SET TASK:
What you return should match every record exactly, with the images removed.

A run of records
•••••

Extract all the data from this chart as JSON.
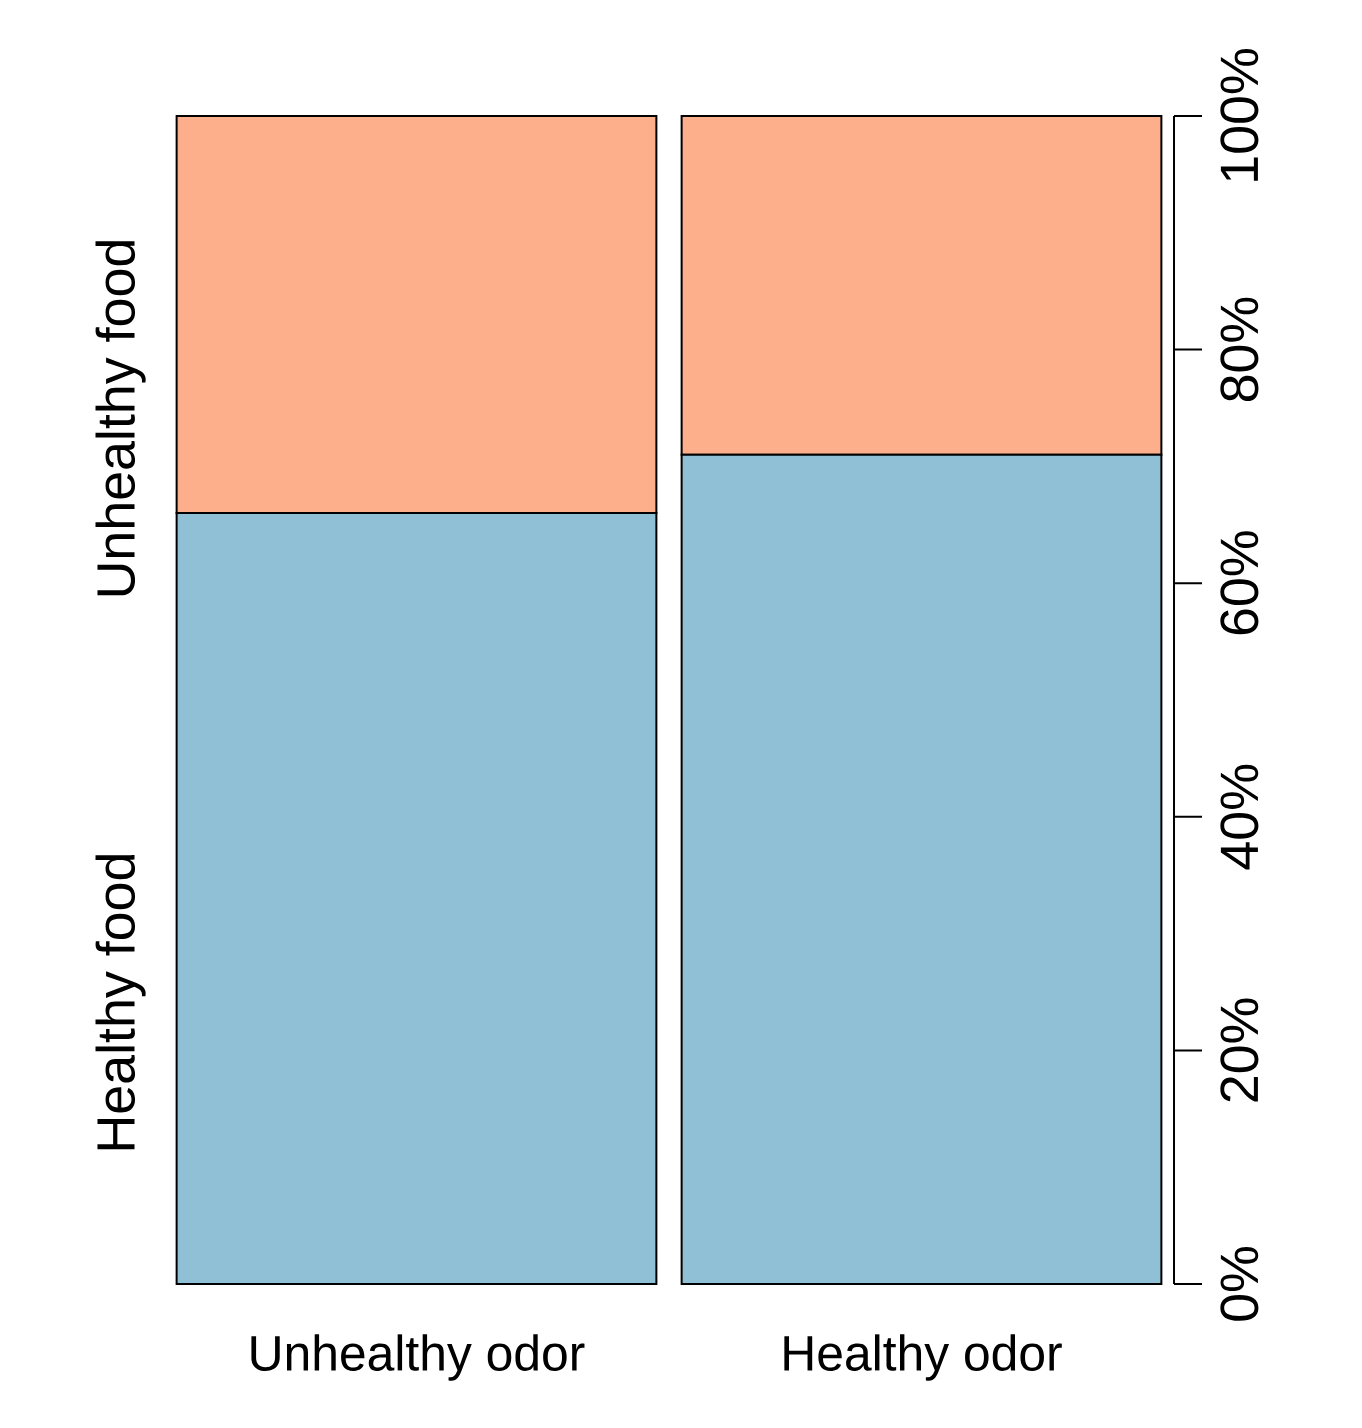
{
  "chart_data": {
    "type": "bar",
    "stacked": true,
    "categories": [
      "Unhealthy odor",
      "Healthy odor"
    ],
    "series": [
      {
        "name": "Healthy food",
        "color": "#8fc0d6",
        "values": [
          66,
          71
        ]
      },
      {
        "name": "Unhealthy food",
        "color": "#fdae8b",
        "values": [
          34,
          29
        ]
      }
    ],
    "ylim": [
      0,
      100
    ],
    "yticks": [
      {
        "value": 0,
        "label": "0%"
      },
      {
        "value": 20,
        "label": "20%"
      },
      {
        "value": 40,
        "label": "40%"
      },
      {
        "value": 60,
        "label": "60%"
      },
      {
        "value": 80,
        "label": "80%"
      },
      {
        "value": 100,
        "label": "100%"
      }
    ],
    "legend": false
  }
}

•••••

WRITTEN ANSWER:
Extract all the data from this chart as JSON.
{
  "chart_data": {
    "type": "bar",
    "stacked": true,
    "categories": [
      "Unhealthy odor",
      "Healthy odor"
    ],
    "series": [
      {
        "name": "Healthy food",
        "color": "#8fc0d6",
        "values": [
          66,
          71
        ]
      },
      {
        "name": "Unhealthy food",
        "color": "#fdae8b",
        "values": [
          34,
          29
        ]
      }
    ],
    "ylim": [
      0,
      100
    ],
    "yticks": [
      {
        "value": 0,
        "label": "0%"
      },
      {
        "value": 20,
        "label": "20%"
      },
      {
        "value": 40,
        "label": "40%"
      },
      {
        "value": 60,
        "label": "60%"
      },
      {
        "value": 80,
        "label": "80%"
      },
      {
        "value": 100,
        "label": "100%"
      }
    ],
    "legend": false
  }
}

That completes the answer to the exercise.